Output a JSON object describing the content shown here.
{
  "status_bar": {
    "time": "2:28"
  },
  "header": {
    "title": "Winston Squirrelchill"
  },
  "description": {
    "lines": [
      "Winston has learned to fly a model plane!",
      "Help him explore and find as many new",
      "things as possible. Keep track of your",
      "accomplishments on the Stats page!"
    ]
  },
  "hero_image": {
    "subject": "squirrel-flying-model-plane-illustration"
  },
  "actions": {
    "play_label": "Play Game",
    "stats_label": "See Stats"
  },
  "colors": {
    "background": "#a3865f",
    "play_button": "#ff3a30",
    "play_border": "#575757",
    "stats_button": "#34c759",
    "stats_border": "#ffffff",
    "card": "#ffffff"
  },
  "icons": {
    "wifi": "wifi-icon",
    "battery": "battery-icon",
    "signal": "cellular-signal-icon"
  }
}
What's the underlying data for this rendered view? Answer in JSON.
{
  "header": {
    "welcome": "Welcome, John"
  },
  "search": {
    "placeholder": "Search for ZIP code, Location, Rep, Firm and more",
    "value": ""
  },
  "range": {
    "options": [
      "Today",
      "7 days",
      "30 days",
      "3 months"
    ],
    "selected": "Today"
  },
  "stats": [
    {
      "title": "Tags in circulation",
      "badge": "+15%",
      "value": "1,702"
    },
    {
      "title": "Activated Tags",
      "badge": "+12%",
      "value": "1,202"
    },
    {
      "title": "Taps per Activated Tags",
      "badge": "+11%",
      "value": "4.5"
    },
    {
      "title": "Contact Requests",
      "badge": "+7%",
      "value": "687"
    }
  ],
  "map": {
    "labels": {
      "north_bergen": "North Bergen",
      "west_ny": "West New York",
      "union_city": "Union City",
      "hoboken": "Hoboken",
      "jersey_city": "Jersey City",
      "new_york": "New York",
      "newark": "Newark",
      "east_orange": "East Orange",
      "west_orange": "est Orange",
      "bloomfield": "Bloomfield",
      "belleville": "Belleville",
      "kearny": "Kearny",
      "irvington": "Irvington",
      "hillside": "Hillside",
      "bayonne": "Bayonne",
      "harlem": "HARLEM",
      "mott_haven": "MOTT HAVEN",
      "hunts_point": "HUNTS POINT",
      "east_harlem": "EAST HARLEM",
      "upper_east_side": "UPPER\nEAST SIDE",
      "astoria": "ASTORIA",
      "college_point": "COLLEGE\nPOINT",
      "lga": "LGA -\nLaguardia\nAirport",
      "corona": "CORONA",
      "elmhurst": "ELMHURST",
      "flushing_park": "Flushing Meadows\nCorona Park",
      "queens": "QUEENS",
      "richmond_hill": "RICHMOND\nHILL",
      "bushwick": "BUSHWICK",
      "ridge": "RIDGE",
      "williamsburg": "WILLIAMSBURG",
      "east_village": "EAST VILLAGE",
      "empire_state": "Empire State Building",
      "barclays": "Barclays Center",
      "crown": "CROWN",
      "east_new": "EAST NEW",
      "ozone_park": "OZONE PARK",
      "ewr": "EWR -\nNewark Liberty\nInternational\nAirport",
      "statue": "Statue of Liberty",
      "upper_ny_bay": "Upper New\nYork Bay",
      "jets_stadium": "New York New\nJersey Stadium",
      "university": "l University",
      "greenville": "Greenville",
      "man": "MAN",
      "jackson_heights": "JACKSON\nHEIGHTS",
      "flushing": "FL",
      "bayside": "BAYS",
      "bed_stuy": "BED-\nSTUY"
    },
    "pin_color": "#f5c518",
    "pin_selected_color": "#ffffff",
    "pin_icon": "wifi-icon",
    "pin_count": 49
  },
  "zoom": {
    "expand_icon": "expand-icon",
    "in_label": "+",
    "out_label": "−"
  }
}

·····

TASK DETAILS -
Each line that has the word "City" should be copied.

FULL ANSWER -
      "union_city": "Union City",
      "jersey_city": "Jersey City",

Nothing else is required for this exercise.